**Work to do**:
Locate each line below that includes "title" and reproduce it.

___ Data rows ___

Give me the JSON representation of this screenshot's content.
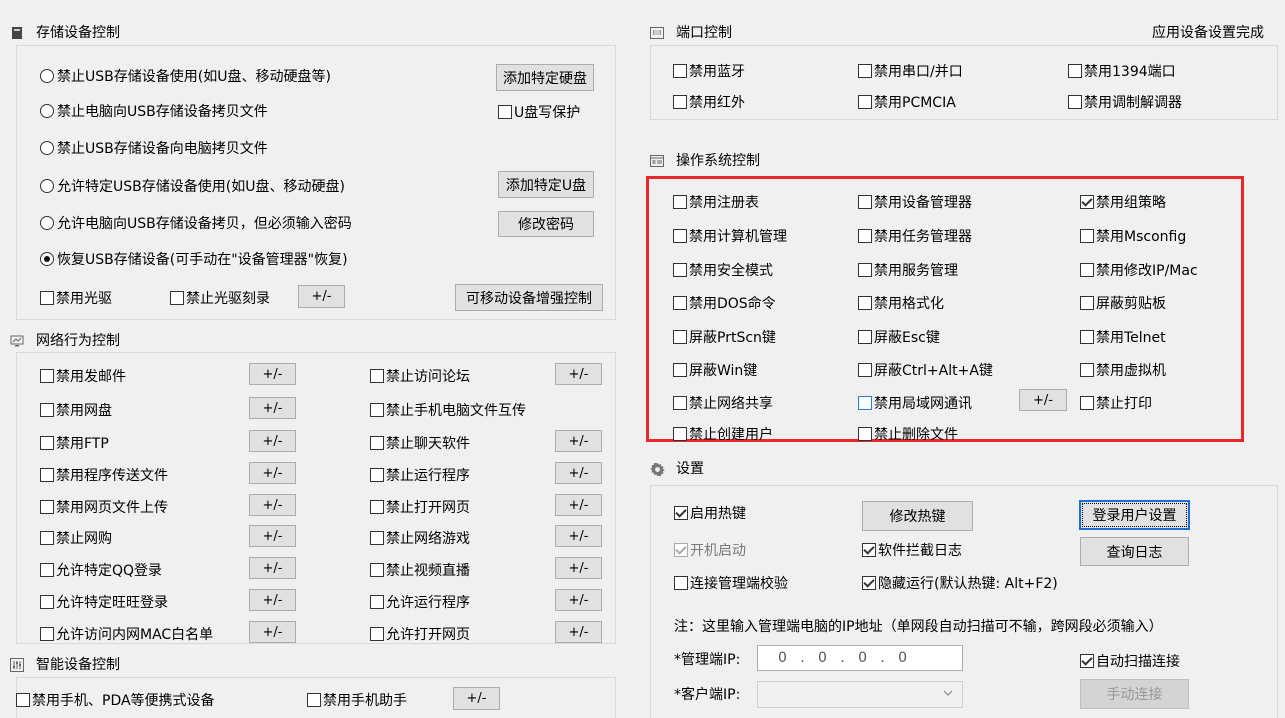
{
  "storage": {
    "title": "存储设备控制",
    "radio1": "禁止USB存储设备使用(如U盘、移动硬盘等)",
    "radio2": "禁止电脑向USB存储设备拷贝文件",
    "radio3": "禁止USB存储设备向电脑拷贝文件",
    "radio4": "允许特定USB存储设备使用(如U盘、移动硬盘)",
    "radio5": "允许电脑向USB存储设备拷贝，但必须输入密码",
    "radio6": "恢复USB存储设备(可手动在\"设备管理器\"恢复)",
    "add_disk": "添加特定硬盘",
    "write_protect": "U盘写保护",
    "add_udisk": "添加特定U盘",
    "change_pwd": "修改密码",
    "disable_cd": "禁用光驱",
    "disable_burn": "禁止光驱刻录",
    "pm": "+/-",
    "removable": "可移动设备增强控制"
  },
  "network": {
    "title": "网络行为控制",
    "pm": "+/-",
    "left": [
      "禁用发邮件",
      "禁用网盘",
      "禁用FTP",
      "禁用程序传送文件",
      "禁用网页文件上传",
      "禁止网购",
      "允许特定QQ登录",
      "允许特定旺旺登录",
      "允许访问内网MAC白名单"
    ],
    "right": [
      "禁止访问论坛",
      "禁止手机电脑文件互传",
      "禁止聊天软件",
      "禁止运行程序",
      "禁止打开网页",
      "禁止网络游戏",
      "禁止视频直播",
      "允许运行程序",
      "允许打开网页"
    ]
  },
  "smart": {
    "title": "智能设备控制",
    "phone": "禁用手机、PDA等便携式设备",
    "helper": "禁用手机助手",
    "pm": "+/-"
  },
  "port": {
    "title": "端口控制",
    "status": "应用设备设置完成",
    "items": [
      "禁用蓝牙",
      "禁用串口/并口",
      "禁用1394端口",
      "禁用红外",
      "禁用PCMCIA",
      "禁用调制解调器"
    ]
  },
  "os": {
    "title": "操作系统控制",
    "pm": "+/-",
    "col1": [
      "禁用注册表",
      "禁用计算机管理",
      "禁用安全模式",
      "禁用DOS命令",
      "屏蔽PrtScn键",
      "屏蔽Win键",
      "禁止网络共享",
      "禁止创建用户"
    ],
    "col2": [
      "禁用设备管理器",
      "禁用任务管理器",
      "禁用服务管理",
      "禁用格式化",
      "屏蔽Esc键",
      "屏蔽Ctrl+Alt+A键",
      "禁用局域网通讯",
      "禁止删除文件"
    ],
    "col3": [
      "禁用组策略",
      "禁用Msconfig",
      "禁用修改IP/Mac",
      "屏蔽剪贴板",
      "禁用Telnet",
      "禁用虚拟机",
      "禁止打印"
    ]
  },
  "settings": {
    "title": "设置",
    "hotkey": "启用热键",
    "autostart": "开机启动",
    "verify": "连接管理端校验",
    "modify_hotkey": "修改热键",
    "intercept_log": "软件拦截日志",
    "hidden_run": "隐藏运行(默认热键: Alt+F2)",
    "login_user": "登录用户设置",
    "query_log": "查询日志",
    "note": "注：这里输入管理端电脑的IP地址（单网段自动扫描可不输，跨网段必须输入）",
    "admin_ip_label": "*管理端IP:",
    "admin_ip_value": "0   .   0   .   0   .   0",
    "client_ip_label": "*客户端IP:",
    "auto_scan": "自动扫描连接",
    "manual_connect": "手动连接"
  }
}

___

**Task solution**:
    "title": "存储设备控制",
    "title": "网络行为控制",
    "title": "智能设备控制",
    "title": "端口控制",
    "title": "操作系统控制",
    "title": "设置",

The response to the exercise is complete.